Written request:
Take the line that contains "OCR this image." as the first line and the last line of the material below as the final one; reproduce exactly the lines between, inclusive.

Provided data:
——————————
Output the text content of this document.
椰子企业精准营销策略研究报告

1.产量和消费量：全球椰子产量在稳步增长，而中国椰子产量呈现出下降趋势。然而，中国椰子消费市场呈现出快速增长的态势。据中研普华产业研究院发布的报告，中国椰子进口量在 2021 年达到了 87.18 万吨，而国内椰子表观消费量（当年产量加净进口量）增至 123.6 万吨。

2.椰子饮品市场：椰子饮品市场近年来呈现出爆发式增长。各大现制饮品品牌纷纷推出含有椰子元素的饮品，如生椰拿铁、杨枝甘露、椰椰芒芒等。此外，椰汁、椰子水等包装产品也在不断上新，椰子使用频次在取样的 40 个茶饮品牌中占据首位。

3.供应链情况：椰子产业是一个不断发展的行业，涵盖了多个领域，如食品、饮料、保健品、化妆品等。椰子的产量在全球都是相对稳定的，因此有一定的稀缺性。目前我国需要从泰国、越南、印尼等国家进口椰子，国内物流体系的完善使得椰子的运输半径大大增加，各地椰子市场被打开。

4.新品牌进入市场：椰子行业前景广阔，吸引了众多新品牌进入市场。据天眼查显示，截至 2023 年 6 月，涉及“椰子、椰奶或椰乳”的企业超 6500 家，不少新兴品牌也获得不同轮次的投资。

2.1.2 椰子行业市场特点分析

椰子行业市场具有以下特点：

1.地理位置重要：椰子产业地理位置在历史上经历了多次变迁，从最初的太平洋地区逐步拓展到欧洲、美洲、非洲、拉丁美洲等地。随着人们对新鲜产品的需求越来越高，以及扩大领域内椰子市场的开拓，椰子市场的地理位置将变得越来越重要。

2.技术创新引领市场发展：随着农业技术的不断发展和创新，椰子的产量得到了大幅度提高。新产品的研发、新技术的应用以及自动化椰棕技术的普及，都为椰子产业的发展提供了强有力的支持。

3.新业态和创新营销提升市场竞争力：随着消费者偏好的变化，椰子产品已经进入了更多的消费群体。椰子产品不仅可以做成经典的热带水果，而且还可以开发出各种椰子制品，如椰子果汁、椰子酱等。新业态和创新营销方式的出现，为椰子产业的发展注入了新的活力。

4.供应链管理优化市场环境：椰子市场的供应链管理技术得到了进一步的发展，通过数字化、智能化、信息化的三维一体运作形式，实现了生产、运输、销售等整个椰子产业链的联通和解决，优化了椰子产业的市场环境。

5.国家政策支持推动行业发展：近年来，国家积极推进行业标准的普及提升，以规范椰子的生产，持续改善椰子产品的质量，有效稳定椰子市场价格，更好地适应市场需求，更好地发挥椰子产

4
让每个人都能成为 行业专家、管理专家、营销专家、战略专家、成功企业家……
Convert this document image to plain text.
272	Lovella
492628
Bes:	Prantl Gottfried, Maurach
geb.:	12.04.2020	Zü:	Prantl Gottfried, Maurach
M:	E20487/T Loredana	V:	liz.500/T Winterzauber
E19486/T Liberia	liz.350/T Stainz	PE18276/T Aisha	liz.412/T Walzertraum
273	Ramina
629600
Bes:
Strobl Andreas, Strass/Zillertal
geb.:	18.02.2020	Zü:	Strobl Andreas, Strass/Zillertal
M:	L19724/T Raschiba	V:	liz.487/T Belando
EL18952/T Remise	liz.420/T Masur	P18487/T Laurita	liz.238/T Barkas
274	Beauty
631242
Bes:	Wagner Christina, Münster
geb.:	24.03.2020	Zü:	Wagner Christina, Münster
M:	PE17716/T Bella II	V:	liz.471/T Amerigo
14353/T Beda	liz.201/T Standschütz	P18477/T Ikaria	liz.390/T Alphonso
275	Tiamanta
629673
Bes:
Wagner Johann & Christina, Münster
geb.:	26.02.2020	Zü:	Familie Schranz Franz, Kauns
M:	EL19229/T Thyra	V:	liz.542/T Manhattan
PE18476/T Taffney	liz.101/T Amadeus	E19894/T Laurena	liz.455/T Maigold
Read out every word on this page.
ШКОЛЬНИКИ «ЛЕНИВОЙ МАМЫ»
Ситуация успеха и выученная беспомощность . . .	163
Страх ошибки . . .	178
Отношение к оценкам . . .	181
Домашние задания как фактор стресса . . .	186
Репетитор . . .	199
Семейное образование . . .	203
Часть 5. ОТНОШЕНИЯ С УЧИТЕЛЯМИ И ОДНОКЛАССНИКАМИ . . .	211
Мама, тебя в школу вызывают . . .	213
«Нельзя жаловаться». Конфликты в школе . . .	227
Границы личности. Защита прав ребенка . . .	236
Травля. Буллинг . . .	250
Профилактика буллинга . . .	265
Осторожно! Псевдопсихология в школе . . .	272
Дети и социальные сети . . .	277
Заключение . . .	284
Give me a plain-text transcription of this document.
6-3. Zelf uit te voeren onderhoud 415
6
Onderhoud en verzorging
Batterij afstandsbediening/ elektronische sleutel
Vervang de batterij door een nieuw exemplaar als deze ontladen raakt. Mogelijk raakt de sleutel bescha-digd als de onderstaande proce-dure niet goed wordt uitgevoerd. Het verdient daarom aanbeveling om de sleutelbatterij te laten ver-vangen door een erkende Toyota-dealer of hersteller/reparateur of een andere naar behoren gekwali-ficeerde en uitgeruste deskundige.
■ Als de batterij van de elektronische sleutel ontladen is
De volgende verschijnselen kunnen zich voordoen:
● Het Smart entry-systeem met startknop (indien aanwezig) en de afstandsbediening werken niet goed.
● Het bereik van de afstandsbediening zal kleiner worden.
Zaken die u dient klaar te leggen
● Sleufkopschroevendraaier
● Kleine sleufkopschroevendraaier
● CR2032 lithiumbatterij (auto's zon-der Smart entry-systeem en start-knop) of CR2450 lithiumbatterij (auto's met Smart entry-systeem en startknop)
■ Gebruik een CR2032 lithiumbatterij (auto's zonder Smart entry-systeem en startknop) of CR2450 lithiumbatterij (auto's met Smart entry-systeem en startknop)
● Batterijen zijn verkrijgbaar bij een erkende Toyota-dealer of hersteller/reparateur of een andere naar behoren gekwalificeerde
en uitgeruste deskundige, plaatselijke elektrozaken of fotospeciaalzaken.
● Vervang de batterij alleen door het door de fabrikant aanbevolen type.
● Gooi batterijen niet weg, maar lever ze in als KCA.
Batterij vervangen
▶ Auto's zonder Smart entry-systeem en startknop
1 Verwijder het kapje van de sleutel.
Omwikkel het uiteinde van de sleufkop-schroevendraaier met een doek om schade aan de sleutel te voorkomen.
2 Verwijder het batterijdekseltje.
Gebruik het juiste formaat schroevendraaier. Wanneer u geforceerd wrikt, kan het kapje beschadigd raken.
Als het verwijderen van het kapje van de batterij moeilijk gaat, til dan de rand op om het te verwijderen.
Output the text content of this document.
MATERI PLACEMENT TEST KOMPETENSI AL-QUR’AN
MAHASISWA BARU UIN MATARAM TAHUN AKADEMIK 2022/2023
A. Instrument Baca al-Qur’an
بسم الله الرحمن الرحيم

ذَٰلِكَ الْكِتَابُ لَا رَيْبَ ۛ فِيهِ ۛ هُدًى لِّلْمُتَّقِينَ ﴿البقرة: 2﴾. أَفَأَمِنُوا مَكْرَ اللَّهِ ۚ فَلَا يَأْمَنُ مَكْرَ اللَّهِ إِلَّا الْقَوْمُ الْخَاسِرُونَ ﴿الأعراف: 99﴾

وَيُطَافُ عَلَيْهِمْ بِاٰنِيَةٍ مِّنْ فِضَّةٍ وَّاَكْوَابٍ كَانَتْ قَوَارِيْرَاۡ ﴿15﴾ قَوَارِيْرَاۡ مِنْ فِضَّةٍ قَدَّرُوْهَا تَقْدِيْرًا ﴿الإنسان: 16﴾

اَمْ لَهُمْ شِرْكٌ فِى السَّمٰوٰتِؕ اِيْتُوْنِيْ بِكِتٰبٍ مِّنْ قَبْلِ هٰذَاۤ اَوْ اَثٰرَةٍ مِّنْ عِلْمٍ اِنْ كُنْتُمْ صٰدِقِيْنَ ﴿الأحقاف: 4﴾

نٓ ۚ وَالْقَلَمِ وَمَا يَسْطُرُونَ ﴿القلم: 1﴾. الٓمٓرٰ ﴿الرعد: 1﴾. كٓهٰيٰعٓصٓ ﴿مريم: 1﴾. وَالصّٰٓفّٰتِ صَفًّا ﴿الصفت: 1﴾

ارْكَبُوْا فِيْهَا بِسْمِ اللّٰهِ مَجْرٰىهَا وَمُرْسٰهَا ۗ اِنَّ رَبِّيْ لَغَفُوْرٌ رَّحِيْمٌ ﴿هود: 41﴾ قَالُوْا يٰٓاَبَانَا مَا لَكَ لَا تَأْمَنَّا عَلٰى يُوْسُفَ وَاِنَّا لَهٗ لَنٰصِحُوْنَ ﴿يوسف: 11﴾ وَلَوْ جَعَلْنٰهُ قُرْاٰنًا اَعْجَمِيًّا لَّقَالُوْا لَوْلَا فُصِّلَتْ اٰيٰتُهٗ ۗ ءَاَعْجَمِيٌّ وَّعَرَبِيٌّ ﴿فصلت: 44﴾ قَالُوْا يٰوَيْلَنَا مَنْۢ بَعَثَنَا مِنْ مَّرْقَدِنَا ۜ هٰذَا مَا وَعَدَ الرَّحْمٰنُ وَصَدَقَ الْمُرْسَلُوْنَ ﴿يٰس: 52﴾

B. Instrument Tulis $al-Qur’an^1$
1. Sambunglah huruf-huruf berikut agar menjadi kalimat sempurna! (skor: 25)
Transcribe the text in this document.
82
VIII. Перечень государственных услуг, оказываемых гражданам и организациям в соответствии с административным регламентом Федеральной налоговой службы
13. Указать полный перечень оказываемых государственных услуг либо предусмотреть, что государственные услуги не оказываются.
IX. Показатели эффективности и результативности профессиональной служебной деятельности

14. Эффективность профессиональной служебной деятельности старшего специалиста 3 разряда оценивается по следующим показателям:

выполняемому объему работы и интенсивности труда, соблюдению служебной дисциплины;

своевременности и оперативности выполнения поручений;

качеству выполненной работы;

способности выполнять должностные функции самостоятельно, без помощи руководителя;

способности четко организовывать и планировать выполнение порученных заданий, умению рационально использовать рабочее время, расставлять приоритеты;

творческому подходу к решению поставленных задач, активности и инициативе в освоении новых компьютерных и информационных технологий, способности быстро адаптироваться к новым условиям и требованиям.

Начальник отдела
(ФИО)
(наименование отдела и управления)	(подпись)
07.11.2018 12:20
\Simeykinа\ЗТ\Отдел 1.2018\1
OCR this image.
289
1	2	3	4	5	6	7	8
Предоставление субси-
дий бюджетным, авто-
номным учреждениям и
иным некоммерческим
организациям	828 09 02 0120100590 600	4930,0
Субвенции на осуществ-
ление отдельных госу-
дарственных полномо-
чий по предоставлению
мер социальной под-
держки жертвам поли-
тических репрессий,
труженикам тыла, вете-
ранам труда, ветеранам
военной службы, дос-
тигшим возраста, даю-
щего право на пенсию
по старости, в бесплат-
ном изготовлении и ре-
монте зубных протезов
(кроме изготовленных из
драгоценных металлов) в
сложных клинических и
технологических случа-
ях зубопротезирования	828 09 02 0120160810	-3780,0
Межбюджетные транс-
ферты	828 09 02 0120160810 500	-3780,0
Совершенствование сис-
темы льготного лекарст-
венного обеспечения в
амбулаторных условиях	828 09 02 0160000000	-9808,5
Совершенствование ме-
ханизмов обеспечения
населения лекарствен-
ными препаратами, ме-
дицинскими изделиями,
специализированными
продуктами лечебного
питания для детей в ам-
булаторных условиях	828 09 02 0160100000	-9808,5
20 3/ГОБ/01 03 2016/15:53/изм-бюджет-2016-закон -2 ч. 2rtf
——————————
Final answer:
OCR this image.
289
1	2	3	4	5	6	7	8
Предоставление субси-
дий бюджетным, авто-
номным учреждениям и
иным некоммерческим
организациям	828 09 02 0120100590 600	4930,0
Субвенции на осуществ-
ление отдельных госу-
дарственных полномо-
чий по предоставлению
мер социальной под-
держки жертвам поли-
тических репрессий,
труженикам тыла, вете-
ранам труда, ветеранам
военной службы, дос-
тигшим возраста, даю-
щего право на пенсию
по старости, в бесплат-
ном изготовлении и ре-
монте зубных протезов
(кроме изготовленных из
драгоценных металлов) в
сложных клинических и
технологических случа-
ях зубопротезирования	828 09 02 0120160810	-3780,0
Межбюджетные транс-
ферты	828 09 02 0120160810 500	-3780,0
Совершенствование сис-
темы льготного лекарст-
венного обеспечения в
амбулаторных условиях	828 09 02 0160000000	-9808,5
Совершенствование ме-
ханизмов обеспечения
населения лекарствен-
ными препаратами, ме-
дицинскими изделиями,
специализированными
продуктами лечебного
питания для детей в ам-
булаторных условиях	828 09 02 0160100000	-9808,5
20 3/ГОБ/01 03 2016/15:53/изм-бюджет-2016-закон -2 ч. 2rtf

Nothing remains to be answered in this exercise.